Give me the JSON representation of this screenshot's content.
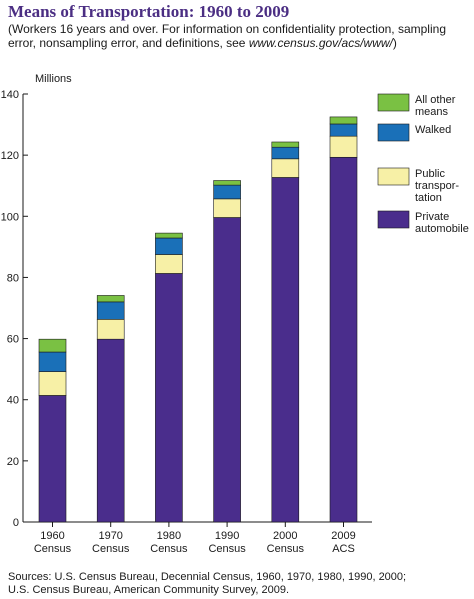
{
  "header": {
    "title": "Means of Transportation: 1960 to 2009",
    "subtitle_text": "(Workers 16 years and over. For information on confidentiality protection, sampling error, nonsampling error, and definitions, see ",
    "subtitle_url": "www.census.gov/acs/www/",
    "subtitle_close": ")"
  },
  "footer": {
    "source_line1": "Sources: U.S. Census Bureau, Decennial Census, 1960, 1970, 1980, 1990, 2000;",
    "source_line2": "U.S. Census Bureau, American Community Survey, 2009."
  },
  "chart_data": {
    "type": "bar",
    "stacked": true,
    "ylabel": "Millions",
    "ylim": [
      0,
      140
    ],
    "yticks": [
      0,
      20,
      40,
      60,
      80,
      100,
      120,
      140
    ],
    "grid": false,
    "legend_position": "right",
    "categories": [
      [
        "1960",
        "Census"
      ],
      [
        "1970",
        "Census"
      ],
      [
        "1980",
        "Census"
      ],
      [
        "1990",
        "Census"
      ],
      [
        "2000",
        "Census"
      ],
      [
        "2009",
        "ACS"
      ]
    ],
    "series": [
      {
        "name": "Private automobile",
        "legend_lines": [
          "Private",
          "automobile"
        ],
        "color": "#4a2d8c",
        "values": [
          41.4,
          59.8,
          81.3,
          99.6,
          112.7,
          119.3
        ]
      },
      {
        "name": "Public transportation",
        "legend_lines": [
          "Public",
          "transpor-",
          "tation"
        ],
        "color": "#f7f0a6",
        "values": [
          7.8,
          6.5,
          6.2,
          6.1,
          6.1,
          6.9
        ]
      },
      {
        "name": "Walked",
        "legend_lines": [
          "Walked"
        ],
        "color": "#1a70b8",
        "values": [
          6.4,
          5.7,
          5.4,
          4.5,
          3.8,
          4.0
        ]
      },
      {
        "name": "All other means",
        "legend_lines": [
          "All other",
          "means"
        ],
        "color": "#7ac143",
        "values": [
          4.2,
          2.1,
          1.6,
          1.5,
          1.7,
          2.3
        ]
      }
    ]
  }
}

==

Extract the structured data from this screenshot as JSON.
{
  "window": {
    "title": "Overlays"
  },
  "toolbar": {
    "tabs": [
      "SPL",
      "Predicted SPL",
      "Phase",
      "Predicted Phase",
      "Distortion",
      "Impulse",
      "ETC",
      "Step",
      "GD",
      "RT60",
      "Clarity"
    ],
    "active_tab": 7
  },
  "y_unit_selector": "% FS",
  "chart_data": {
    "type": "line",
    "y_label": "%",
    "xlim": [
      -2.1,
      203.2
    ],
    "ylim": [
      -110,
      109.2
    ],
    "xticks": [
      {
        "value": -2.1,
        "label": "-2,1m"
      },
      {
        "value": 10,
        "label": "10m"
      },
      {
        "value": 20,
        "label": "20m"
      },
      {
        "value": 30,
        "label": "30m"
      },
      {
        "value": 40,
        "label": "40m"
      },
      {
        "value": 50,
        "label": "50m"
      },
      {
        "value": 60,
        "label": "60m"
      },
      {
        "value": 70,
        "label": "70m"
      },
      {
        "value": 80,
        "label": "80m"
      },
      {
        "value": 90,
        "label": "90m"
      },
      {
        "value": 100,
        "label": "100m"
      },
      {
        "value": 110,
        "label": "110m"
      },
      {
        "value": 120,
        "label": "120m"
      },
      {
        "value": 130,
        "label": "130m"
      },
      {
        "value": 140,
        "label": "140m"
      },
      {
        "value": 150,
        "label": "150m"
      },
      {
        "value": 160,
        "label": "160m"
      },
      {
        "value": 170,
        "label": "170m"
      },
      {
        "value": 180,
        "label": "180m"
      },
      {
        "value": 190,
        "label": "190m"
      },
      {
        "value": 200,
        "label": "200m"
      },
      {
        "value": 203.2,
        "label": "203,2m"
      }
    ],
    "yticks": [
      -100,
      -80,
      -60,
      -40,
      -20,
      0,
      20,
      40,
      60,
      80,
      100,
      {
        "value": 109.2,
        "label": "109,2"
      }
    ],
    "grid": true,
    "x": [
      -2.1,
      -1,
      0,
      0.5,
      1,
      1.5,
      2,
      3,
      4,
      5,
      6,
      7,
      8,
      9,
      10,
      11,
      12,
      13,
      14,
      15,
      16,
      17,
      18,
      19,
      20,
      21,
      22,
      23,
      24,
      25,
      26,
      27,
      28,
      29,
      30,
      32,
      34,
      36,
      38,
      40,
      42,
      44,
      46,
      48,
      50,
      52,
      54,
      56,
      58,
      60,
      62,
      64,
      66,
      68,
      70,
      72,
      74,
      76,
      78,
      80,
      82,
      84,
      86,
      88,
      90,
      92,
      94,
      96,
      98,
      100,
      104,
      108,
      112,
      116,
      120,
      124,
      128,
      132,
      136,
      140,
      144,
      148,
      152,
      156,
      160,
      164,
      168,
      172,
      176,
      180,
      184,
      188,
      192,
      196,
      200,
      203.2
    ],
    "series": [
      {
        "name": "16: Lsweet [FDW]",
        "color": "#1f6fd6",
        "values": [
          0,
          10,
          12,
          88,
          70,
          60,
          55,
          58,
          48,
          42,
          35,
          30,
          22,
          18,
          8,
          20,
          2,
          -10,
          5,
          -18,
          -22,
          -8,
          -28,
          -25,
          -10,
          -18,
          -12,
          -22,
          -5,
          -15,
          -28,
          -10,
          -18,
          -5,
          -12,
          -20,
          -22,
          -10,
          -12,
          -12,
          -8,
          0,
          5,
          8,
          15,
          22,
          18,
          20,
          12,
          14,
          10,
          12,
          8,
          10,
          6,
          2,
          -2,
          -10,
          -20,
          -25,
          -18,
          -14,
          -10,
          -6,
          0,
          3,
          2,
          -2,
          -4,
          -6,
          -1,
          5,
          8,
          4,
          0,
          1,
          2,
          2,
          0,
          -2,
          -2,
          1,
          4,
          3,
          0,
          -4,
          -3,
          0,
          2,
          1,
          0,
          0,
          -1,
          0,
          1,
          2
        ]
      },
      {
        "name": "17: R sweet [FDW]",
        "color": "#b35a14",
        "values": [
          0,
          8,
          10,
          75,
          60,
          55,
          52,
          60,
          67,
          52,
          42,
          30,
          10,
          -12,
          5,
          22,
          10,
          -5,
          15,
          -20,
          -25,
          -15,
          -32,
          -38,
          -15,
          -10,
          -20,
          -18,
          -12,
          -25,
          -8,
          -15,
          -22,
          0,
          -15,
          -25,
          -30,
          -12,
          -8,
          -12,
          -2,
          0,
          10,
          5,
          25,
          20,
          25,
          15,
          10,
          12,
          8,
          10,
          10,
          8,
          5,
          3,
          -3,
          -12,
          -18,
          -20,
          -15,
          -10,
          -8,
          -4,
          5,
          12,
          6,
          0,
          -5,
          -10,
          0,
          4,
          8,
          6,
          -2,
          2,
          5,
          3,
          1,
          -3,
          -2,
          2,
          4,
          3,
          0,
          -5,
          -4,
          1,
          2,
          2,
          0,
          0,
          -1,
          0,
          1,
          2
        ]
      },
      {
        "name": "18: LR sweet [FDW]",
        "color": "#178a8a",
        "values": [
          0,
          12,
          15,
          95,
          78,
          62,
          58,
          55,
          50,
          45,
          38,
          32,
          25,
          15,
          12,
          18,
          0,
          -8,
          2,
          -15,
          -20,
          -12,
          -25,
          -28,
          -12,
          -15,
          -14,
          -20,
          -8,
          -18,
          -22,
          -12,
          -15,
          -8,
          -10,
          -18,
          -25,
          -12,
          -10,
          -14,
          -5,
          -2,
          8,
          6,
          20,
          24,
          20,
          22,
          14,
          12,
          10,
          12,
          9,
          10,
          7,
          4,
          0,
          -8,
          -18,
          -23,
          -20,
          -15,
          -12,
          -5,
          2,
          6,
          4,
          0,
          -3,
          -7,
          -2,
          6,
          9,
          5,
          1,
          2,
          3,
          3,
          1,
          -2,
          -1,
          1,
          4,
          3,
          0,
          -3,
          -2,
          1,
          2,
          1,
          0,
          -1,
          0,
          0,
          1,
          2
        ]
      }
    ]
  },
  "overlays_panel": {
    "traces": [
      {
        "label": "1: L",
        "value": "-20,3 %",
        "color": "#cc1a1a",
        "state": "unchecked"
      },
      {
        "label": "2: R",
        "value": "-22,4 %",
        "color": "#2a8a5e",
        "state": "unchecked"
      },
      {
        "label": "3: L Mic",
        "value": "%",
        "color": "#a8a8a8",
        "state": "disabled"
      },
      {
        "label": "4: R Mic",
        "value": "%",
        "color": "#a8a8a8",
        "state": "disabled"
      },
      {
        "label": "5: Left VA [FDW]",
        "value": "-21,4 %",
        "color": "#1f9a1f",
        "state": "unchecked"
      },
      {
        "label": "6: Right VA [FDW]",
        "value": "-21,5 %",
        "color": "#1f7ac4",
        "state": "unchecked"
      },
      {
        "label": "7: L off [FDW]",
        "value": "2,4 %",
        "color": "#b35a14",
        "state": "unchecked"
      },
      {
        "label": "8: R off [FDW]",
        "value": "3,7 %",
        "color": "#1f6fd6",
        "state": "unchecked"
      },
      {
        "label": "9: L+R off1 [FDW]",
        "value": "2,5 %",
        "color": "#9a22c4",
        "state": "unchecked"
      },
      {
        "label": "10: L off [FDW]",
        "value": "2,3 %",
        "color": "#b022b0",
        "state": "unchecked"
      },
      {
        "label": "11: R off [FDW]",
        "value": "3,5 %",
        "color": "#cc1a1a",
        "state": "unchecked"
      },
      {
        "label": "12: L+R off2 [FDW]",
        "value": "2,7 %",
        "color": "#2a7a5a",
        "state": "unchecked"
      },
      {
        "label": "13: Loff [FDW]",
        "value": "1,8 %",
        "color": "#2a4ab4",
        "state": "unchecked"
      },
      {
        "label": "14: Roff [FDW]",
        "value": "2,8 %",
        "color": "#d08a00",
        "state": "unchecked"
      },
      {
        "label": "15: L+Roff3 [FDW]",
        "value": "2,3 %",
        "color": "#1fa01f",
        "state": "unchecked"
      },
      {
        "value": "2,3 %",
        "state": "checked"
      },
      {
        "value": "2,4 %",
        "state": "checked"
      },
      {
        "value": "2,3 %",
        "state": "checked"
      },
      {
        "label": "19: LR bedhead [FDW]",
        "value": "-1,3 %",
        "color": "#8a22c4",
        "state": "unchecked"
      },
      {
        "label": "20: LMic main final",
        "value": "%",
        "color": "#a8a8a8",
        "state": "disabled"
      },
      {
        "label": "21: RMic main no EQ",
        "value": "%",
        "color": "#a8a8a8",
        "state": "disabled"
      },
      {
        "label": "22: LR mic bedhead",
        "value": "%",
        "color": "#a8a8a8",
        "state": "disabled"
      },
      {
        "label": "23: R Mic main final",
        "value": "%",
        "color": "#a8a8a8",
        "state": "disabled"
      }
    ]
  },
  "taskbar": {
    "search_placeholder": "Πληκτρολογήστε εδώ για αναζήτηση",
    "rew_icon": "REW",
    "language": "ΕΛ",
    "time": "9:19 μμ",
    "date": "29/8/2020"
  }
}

= Goal =
Using the records above, copy each line that contains "final".

= Reply =
        "label": "20: LMic main final",
        "label": "23: R Mic main final",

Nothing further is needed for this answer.